- _WORK REQUIRED_
Collect each line containing "title".

[Data excerpts]

>> BEGIN

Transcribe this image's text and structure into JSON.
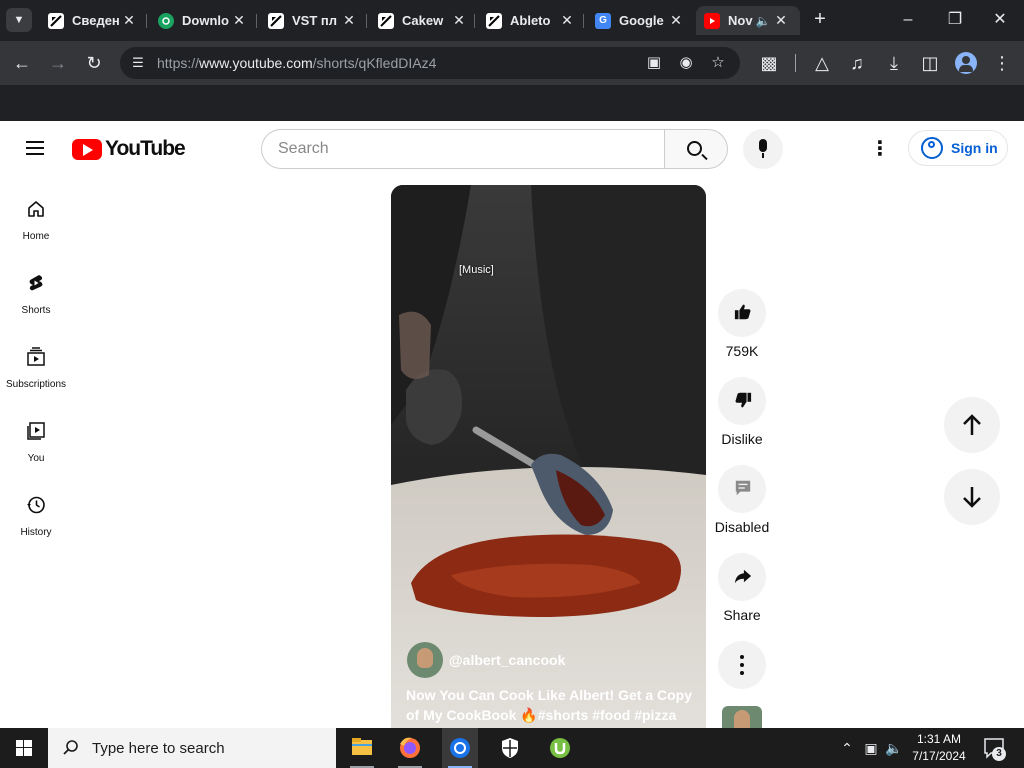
{
  "browser": {
    "tabs": [
      {
        "title": "Сведен",
        "favicon": "document-icon"
      },
      {
        "title": "Downlo",
        "favicon": "download-site-icon"
      },
      {
        "title": "VST пл",
        "favicon": "document-icon"
      },
      {
        "title": "Cakew",
        "favicon": "document-icon"
      },
      {
        "title": "Ableto",
        "favicon": "document-icon"
      },
      {
        "title": "Google",
        "favicon": "google-translate-icon"
      },
      {
        "title": "Nov",
        "favicon": "youtube-icon",
        "active": true
      }
    ],
    "address": {
      "scheme": "https://",
      "domain": "www.youtube.com",
      "path": "/shorts/qKfledDIAz4"
    },
    "colors": {
      "frame": "#202124",
      "toolbar": "#35363a",
      "text": "#e8eaed"
    }
  },
  "youtube": {
    "logo_text": "YouTube",
    "search": {
      "placeholder": "Search"
    },
    "sign_in_label": "Sign in",
    "guide": [
      {
        "label": "Home",
        "icon": "home-icon"
      },
      {
        "label": "Shorts",
        "icon": "shorts-icon"
      },
      {
        "label": "Subscriptions",
        "icon": "subscriptions-icon"
      },
      {
        "label": "You",
        "icon": "you-icon"
      },
      {
        "label": "History",
        "icon": "history-icon"
      }
    ],
    "short": {
      "caption": "[Music]",
      "channel": "@albert_cancook",
      "title": "Now You Can Cook Like Albert! Get a Copy of My CookBook 🔥#shorts #food #pizza"
    },
    "actions": {
      "like": "759K",
      "dislike": "Dislike",
      "comments": "Disabled",
      "share": "Share"
    },
    "colors": {
      "brand_red": "#ff0000",
      "link_blue": "#065fd4"
    }
  },
  "taskbar": {
    "search_placeholder": "Type here to search",
    "time": "1:31 AM",
    "date": "7/17/2024",
    "notification_count": "3"
  }
}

>> END

- _PROBLEM SOLUTION_
        "title": "Сведен",
        "title": "Downlo",
        "title": "VST пл",
        "title": "Cakew",
        "title": "Ableto",
        "title": "Google",
        "title": "Nov",
      "title": "Now You Can Cook Like Albert! Get a Copy of My CookBook 🔥#shorts #food #pizza"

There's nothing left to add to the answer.